*SHORT PROBLEM*:
Return the full material exactly.

*DATASET EXCERPTS*:

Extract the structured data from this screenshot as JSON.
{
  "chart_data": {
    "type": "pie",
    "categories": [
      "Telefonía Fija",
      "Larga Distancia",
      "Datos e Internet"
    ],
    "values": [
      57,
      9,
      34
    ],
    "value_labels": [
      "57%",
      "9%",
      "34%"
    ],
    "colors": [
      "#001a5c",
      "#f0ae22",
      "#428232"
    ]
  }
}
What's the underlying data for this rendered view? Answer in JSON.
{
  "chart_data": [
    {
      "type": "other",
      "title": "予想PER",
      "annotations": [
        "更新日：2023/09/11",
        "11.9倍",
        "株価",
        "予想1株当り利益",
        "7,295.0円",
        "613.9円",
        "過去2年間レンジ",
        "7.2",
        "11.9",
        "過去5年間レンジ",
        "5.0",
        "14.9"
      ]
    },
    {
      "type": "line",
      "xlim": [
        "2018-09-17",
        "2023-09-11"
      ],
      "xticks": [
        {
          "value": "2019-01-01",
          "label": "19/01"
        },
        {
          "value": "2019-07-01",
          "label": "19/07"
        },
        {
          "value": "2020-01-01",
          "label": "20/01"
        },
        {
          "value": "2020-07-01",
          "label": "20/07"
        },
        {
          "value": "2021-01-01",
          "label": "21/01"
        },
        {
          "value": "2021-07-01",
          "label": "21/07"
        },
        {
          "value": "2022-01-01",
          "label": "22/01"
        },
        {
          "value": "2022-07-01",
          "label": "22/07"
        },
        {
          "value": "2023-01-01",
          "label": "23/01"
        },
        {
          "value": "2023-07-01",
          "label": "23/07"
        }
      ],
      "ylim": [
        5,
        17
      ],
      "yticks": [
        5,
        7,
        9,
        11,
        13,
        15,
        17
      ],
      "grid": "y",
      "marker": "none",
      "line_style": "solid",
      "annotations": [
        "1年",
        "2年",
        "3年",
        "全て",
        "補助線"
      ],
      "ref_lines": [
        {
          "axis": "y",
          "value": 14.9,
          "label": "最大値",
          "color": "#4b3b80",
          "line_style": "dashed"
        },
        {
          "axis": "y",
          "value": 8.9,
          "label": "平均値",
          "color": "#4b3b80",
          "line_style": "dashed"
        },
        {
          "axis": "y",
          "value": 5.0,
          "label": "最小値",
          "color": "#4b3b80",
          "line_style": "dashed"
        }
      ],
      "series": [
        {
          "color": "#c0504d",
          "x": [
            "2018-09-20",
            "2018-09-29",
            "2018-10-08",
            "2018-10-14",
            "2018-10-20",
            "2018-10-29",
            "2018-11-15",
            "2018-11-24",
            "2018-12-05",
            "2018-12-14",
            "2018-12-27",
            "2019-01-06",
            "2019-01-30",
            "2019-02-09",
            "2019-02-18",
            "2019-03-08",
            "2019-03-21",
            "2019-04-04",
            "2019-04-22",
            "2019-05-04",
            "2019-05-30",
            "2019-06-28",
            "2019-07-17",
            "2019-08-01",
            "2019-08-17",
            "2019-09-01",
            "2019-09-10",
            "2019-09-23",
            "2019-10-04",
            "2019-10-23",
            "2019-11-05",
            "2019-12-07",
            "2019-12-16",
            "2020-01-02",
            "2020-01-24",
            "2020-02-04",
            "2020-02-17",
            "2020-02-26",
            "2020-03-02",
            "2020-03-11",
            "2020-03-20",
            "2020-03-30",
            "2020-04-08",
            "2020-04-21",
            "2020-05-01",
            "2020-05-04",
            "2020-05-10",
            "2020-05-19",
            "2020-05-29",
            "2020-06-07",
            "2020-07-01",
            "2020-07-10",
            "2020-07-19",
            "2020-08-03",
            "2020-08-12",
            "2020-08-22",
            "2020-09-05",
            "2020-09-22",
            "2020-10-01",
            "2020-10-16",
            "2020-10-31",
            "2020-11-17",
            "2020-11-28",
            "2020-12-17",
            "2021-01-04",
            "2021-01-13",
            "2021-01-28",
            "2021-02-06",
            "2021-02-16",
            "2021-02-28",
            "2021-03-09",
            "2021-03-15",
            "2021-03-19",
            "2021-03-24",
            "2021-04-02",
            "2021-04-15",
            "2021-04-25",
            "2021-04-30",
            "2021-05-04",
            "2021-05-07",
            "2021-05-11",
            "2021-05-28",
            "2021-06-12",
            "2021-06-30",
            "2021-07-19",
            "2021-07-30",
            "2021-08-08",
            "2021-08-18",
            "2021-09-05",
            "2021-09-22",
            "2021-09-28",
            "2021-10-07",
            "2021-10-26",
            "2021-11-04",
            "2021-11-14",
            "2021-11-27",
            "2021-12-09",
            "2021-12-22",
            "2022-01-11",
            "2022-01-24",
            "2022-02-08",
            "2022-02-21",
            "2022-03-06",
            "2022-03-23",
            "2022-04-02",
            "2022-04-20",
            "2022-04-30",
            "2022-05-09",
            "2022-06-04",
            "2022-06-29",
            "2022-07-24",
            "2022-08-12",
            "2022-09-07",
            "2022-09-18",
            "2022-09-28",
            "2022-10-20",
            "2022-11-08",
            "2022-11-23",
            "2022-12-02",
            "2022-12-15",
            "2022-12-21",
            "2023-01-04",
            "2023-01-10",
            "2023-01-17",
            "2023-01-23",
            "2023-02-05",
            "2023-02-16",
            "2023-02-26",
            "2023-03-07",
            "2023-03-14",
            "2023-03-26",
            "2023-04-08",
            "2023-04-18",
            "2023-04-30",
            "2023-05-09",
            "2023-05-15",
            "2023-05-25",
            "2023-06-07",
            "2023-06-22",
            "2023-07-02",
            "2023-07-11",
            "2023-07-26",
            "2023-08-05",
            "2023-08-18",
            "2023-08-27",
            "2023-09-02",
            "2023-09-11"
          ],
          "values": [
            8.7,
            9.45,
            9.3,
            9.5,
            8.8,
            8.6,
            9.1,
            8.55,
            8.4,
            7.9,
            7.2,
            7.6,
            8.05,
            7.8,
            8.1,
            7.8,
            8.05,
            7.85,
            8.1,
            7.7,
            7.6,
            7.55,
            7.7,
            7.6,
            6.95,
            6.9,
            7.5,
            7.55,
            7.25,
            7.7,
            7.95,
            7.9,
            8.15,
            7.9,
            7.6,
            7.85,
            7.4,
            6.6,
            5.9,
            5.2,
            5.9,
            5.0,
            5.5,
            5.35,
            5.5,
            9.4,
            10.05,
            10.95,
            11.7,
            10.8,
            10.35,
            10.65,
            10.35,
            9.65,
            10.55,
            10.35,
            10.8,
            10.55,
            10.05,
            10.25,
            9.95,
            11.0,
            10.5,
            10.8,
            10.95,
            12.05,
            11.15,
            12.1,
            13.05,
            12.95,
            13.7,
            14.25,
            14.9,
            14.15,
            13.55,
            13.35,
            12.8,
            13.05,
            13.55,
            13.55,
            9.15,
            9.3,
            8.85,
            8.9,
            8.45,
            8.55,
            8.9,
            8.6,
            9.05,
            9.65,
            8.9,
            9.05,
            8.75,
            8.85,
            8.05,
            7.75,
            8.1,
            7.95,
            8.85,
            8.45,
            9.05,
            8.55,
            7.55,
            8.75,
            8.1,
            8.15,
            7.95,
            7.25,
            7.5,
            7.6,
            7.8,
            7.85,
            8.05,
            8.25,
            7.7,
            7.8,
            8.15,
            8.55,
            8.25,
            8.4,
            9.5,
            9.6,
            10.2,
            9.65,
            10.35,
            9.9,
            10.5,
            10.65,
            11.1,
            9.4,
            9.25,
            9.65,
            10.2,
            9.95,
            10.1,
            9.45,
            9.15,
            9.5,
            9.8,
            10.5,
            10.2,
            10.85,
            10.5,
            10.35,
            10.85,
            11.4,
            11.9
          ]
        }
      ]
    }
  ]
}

*REPLY TO THE TASK*:
Extract the structured data from this screenshot as JSON.
{
  "chart_data": {
    "type": "pie",
    "categories": [
      "Telefonía Fija",
      "Larga Distancia",
      "Datos e Internet"
    ],
    "values": [
      57,
      9,
      34
    ],
    "value_labels": [
      "57%",
      "9%",
      "34%"
    ],
    "colors": [
      "#001a5c",
      "#f0ae22",
      "#428232"
    ]
  }
}
What's the underlying data for this rendered view? Answer in JSON.
{
  "chart_data": [
    {
      "type": "other",
      "title": "予想PER",
      "annotations": [
        "更新日：2023/09/11",
        "11.9倍",
        "株価",
        "予想1株当り利益",
        "7,295.0円",
        "613.9円",
        "過去2年間レンジ",
        "7.2",
        "11.9",
        "過去5年間レンジ",
        "5.0",
        "14.9"
      ]
    },
    {
      "type": "line",
      "xlim": [
        "2018-09-17",
        "2023-09-11"
      ],
      "xticks": [
        {
          "value": "2019-01-01",
          "label": "19/01"
        },
        {
          "value": "2019-07-01",
          "label": "19/07"
        },
        {
          "value": "2020-01-01",
          "label": "20/01"
        },
        {
          "value": "2020-07-01",
          "label": "20/07"
        },
        {
          "value": "2021-01-01",
          "label": "21/01"
        },
        {
          "value": "2021-07-01",
          "label": "21/07"
        },
        {
          "value": "2022-01-01",
          "label": "22/01"
        },
        {
          "value": "2022-07-01",
          "label": "22/07"
        },
        {
          "value": "2023-01-01",
          "label": "23/01"
        },
        {
          "value": "2023-07-01",
          "label": "23/07"
        }
      ],
      "ylim": [
        5,
        17
      ],
      "yticks": [
        5,
        7,
        9,
        11,
        13,
        15,
        17
      ],
      "grid": "y",
      "marker": "none",
      "line_style": "solid",
      "annotations": [
        "1年",
        "2年",
        "3年",
        "全て",
        "補助線"
      ],
      "ref_lines": [
        {
          "axis": "y",
          "value": 14.9,
          "label": "最大値",
          "color": "#4b3b80",
          "line_style": "dashed"
        },
        {
          "axis": "y",
          "value": 8.9,
          "label": "平均値",
          "color": "#4b3b80",
          "line_style": "dashed"
        },
        {
          "axis": "y",
          "value": 5.0,
          "label": "最小値",
          "color": "#4b3b80",
          "line_style": "dashed"
        }
      ],
      "series": [
        {
          "color": "#c0504d",
          "x": [
            "2018-09-20",
            "2018-09-29",
            "2018-10-08",
            "2018-10-14",
            "2018-10-20",
            "2018-10-29",
            "2018-11-15",
            "2018-11-24",
            "2018-12-05",
            "2018-12-14",
            "2018-12-27",
            "2019-01-06",
            "2019-01-30",
            "2019-02-09",
            "2019-02-18",
            "2019-03-08",
            "2019-03-21",
            "2019-04-04",
            "2019-04-22",
            "2019-05-04",
            "2019-05-30",
            "2019-06-28",
            "2019-07-17",
            "2019-08-01",
            "2019-08-17",
            "2019-09-01",
            "2019-09-10",
            "2019-09-23",
            "2019-10-04",
            "2019-10-23",
            "2019-11-05",
            "2019-12-07",
            "2019-12-16",
            "2020-01-02",
            "2020-01-24",
            "2020-02-04",
            "2020-02-17",
            "2020-02-26",
            "2020-03-02",
            "2020-03-11",
            "2020-03-20",
            "2020-03-30",
            "2020-04-08",
            "2020-04-21",
            "2020-05-01",
            "2020-05-04",
            "2020-05-10",
            "2020-05-19",
            "2020-05-29",
            "2020-06-07",
            "2020-07-01",
            "2020-07-10",
            "2020-07-19",
            "2020-08-03",
            "2020-08-12",
            "2020-08-22",
            "2020-09-05",
            "2020-09-22",
            "2020-10-01",
            "2020-10-16",
            "2020-10-31",
            "2020-11-17",
            "2020-11-28",
            "2020-12-17",
            "2021-01-04",
            "2021-01-13",
            "2021-01-28",
            "2021-02-06",
            "2021-02-16",
            "2021-02-28",
            "2021-03-09",
            "2021-03-15",
            "2021-03-19",
            "2021-03-24",
            "2021-04-02",
            "2021-04-15",
            "2021-04-25",
            "2021-04-30",
            "2021-05-04",
            "2021-05-07",
            "2021-05-11",
            "2021-05-28",
            "2021-06-12",
            "2021-06-30",
            "2021-07-19",
            "2021-07-30",
            "2021-08-08",
            "2021-08-18",
            "2021-09-05",
            "2021-09-22",
            "2021-09-28",
            "2021-10-07",
            "2021-10-26",
            "2021-11-04",
            "2021-11-14",
            "2021-11-27",
            "2021-12-09",
            "2021-12-22",
            "2022-01-11",
            "2022-01-24",
            "2022-02-08",
            "2022-02-21",
            "2022-03-06",
            "2022-03-23",
            "2022-04-02",
            "2022-04-20",
            "2022-04-30",
            "2022-05-09",
            "2022-06-04",
            "2022-06-29",
            "2022-07-24",
            "2022-08-12",
            "2022-09-07",
            "2022-09-18",
            "2022-09-28",
            "2022-10-20",
            "2022-11-08",
            "2022-11-23",
            "2022-12-02",
            "2022-12-15",
            "2022-12-21",
            "2023-01-04",
            "2023-01-10",
            "2023-01-17",
            "2023-01-23",
            "2023-02-05",
            "2023-02-16",
            "2023-02-26",
            "2023-03-07",
            "2023-03-14",
            "2023-03-26",
            "2023-04-08",
            "2023-04-18",
            "2023-04-30",
            "2023-05-09",
            "2023-05-15",
            "2023-05-25",
            "2023-06-07",
            "2023-06-22",
            "2023-07-02",
            "2023-07-11",
            "2023-07-26",
            "2023-08-05",
            "2023-08-18",
            "2023-08-27",
            "2023-09-02",
            "2023-09-11"
          ],
          "values": [
            8.7,
            9.45,
            9.3,
            9.5,
            8.8,
            8.6,
            9.1,
            8.55,
            8.4,
            7.9,
            7.2,
            7.6,
            8.05,
            7.8,
            8.1,
            7.8,
            8.05,
            7.85,
            8.1,
            7.7,
            7.6,
            7.55,
            7.7,
            7.6,
            6.95,
            6.9,
            7.5,
            7.55,
            7.25,
            7.7,
            7.95,
            7.9,
            8.15,
            7.9,
            7.6,
            7.85,
            7.4,
            6.6,
            5.9,
            5.2,
            5.9,
            5.0,
            5.5,
            5.35,
            5.5,
            9.4,
            10.05,
            10.95,
            11.7,
            10.8,
            10.35,
            10.65,
            10.35,
            9.65,
            10.55,
            10.35,
            10.8,
            10.55,
            10.05,
            10.25,
            9.95,
            11.0,
            10.5,
            10.8,
            10.95,
            12.05,
            11.15,
            12.1,
            13.05,
            12.95,
            13.7,
            14.25,
            14.9,
            14.15,
            13.55,
            13.35,
            12.8,
            13.05,
            13.55,
            13.55,
            9.15,
            9.3,
            8.85,
            8.9,
            8.45,
            8.55,
            8.9,
            8.6,
            9.05,
            9.65,
            8.9,
            9.05,
            8.75,
            8.85,
            8.05,
            7.75,
            8.1,
            7.95,
            8.85,
            8.45,
            9.05,
            8.55,
            7.55,
            8.75,
            8.1,
            8.15,
            7.95,
            7.25,
            7.5,
            7.6,
            7.8,
            7.85,
            8.05,
            8.25,
            7.7,
            7.8,
            8.15,
            8.55,
            8.25,
            8.4,
            9.5,
            9.6,
            10.2,
            9.65,
            10.35,
            9.9,
            10.5,
            10.65,
            11.1,
            9.4,
            9.25,
            9.65,
            10.2,
            9.95,
            10.1,
            9.45,
            9.15,
            9.5,
            9.8,
            10.5,
            10.2,
            10.85,
            10.5,
            10.35,
            10.85,
            11.4,
            11.9
          ]
        }
      ]
    }
  ]
}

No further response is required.